What is asked>
• a. In the passage on Prof. Seitz's remarks about conservatives in the Episcopal Church, what kind of time does he say these churches are now in?
• b. Carry on the passage about Prof. Seitz's remarks on conservatives in the Episcopal Church, picking up after its final sentence.

Excerpted passage>
........

There is now “no single understanding” of the faith. New Prayer Books will emerge that will enshrine the majority faction’s dogmas. The question for conservatives is not whether they can stop this but if the majority will allow “two rites [to] exist side by side.”
Prof. Seitz noted the “intermediate steps” taken at the 2012 to allow each bishop to approve or reject local gay marriage rites had “no long term integrity.” The General Convention endorsed “diocesan autonomy here, but rejects it elsewhere.”
In the Episcopal Church and Anglican Church of Canada “we are in a genuinely new time. A time of accomplishment and tidying up,” Prof Seitz said, and this is “why encouragement matters” for conservatives remaining in these churches. “Others have left us and our blazing new trails,” but not all hear the call to depart.
Encouragement for the conservative remnant “would be allowing the status quo ante. Not a new church allowing traditional Anglicans” a home, but the existing churches giving conservatives “the moral space and right to exist.”

........

Extracted records>

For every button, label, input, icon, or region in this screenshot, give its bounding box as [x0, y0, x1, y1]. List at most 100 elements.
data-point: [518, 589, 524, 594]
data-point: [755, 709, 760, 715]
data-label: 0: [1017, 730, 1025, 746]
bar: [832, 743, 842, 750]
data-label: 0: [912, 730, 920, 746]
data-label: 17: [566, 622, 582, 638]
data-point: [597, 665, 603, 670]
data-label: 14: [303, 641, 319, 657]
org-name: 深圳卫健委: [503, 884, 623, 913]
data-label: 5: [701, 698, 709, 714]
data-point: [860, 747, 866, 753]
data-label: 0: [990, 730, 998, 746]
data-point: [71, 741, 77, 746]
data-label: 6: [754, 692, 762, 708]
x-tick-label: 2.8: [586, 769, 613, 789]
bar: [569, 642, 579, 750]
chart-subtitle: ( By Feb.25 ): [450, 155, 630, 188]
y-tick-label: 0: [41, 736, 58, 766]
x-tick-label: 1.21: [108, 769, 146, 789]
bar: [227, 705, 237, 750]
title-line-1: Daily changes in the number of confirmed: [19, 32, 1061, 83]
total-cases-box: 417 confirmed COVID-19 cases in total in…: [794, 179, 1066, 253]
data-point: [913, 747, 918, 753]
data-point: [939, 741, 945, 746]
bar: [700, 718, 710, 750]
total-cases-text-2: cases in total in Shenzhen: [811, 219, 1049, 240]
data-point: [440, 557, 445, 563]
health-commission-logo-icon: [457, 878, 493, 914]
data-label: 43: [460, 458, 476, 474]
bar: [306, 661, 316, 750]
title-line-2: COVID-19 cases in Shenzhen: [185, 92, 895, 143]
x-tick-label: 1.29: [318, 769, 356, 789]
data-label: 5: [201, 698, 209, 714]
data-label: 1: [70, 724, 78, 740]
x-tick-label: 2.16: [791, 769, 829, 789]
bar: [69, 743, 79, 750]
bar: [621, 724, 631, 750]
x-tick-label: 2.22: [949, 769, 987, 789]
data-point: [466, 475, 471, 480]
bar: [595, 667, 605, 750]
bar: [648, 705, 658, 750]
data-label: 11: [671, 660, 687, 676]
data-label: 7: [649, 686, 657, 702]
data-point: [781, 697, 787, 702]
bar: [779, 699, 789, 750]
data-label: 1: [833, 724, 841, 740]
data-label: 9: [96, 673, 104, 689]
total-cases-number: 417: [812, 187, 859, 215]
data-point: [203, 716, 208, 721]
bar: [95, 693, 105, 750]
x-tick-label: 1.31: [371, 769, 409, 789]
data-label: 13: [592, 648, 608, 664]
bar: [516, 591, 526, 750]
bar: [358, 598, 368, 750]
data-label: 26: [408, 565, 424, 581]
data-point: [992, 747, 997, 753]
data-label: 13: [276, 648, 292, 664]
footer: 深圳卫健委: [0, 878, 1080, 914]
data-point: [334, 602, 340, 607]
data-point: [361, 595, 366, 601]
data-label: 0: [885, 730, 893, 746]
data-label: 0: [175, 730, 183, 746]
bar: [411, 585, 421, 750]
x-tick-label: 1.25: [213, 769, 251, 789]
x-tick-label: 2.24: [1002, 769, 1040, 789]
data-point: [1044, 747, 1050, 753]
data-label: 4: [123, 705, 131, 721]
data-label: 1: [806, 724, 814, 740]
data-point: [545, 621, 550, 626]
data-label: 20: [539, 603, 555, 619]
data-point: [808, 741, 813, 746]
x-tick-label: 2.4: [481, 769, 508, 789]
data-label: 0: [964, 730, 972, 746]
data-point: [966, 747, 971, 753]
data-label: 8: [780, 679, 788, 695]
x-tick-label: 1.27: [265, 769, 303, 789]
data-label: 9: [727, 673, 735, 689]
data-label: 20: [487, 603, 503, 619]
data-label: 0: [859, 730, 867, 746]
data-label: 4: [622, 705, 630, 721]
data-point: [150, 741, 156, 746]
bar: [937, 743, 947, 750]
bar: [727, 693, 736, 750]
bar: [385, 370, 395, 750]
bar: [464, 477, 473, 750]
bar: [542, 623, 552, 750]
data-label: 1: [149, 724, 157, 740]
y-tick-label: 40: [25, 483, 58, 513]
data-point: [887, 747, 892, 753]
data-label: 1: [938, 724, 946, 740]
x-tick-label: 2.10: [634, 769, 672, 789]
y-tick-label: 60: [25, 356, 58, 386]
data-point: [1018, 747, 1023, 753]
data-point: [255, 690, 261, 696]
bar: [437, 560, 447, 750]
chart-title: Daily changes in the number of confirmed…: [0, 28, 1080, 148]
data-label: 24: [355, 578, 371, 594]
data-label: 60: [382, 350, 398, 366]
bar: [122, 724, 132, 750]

........

Outputs>
• a. A genuinely new time of accomplishment and tidying up.

• b.
“Will dioceses and parishes be permitted to do what has been done before,” he asked. Will we be given the “moral space to conserve our traditions? Can bishops let go of parishes? Can dioceses choose to say no? Can we [as Episcopalians] remain a valued and trustworthy expression of the church catholic?”
[….]
“Conservative parishes are waiting and trusting,” he said, as “God is hiding his face for a season for his own purposes.”
Perhaps God is hiding his face because the conservative parishes still in TEC and the ACoC have ignored his call to disentangle themselves from institutional apostasy.